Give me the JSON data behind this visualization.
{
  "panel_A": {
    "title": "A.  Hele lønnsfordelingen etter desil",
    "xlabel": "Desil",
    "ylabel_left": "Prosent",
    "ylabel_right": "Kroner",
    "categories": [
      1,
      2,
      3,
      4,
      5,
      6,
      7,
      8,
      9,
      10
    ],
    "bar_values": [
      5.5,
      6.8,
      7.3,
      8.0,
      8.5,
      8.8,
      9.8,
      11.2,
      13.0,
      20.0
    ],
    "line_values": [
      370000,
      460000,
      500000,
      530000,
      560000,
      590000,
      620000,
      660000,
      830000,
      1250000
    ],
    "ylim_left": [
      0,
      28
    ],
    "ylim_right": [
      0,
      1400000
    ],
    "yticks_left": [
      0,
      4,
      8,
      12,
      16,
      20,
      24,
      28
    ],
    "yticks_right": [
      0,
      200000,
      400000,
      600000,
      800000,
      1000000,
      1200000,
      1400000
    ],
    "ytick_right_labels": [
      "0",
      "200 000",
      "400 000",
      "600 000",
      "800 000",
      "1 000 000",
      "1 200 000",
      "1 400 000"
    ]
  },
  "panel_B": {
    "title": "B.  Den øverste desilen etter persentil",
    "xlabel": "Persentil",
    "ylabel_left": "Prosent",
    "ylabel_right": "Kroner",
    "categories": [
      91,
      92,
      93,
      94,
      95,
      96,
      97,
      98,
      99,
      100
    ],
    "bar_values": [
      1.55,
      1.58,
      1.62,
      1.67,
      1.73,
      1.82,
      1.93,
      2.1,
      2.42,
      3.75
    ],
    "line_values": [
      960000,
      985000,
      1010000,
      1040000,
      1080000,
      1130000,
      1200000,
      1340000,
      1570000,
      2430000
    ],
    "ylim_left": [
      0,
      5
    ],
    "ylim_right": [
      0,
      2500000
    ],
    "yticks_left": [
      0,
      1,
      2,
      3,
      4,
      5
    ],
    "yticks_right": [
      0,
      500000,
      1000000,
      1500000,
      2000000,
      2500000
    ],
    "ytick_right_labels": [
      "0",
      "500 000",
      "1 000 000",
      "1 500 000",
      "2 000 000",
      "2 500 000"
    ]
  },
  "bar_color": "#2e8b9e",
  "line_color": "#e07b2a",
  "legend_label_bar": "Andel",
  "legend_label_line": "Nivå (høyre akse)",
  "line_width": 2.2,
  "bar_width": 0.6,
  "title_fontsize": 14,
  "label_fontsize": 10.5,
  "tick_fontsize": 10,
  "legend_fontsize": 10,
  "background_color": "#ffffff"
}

• • • • • • •

**Given exercise**
Reproduce all data above, unchanged.

**Correct result**
Give me the JSON data behind this visualization.
{
  "panel_A": {
    "title": "A.  Hele lønnsfordelingen etter desil",
    "xlabel": "Desil",
    "ylabel_left": "Prosent",
    "ylabel_right": "Kroner",
    "categories": [
      1,
      2,
      3,
      4,
      5,
      6,
      7,
      8,
      9,
      10
    ],
    "bar_values": [
      5.5,
      6.8,
      7.3,
      8.0,
      8.5,
      8.8,
      9.8,
      11.2,
      13.0,
      20.0
    ],
    "line_values": [
      370000,
      460000,
      500000,
      530000,
      560000,
      590000,
      620000,
      660000,
      830000,
      1250000
    ],
    "ylim_left": [
      0,
      28
    ],
    "ylim_right": [
      0,
      1400000
    ],
    "yticks_left": [
      0,
      4,
      8,
      12,
      16,
      20,
      24,
      28
    ],
    "yticks_right": [
      0,
      200000,
      400000,
      600000,
      800000,
      1000000,
      1200000,
      1400000
    ],
    "ytick_right_labels": [
      "0",
      "200 000",
      "400 000",
      "600 000",
      "800 000",
      "1 000 000",
      "1 200 000",
      "1 400 000"
    ]
  },
  "panel_B": {
    "title": "B.  Den øverste desilen etter persentil",
    "xlabel": "Persentil",
    "ylabel_left": "Prosent",
    "ylabel_right": "Kroner",
    "categories": [
      91,
      92,
      93,
      94,
      95,
      96,
      97,
      98,
      99,
      100
    ],
    "bar_values": [
      1.55,
      1.58,
      1.62,
      1.67,
      1.73,
      1.82,
      1.93,
      2.1,
      2.42,
      3.75
    ],
    "line_values": [
      960000,
      985000,
      1010000,
      1040000,
      1080000,
      1130000,
      1200000,
      1340000,
      1570000,
      2430000
    ],
    "ylim_left": [
      0,
      5
    ],
    "ylim_right": [
      0,
      2500000
    ],
    "yticks_left": [
      0,
      1,
      2,
      3,
      4,
      5
    ],
    "yticks_right": [
      0,
      500000,
      1000000,
      1500000,
      2000000,
      2500000
    ],
    "ytick_right_labels": [
      "0",
      "500 000",
      "1 000 000",
      "1 500 000",
      "2 000 000",
      "2 500 000"
    ]
  },
  "bar_color": "#2e8b9e",
  "line_color": "#e07b2a",
  "legend_label_bar": "Andel",
  "legend_label_line": "Nivå (høyre akse)",
  "line_width": 2.2,
  "bar_width": 0.6,
  "title_fontsize": 14,
  "label_fontsize": 10.5,
  "tick_fontsize": 10,
  "legend_fontsize": 10,
  "background_color": "#ffffff"
}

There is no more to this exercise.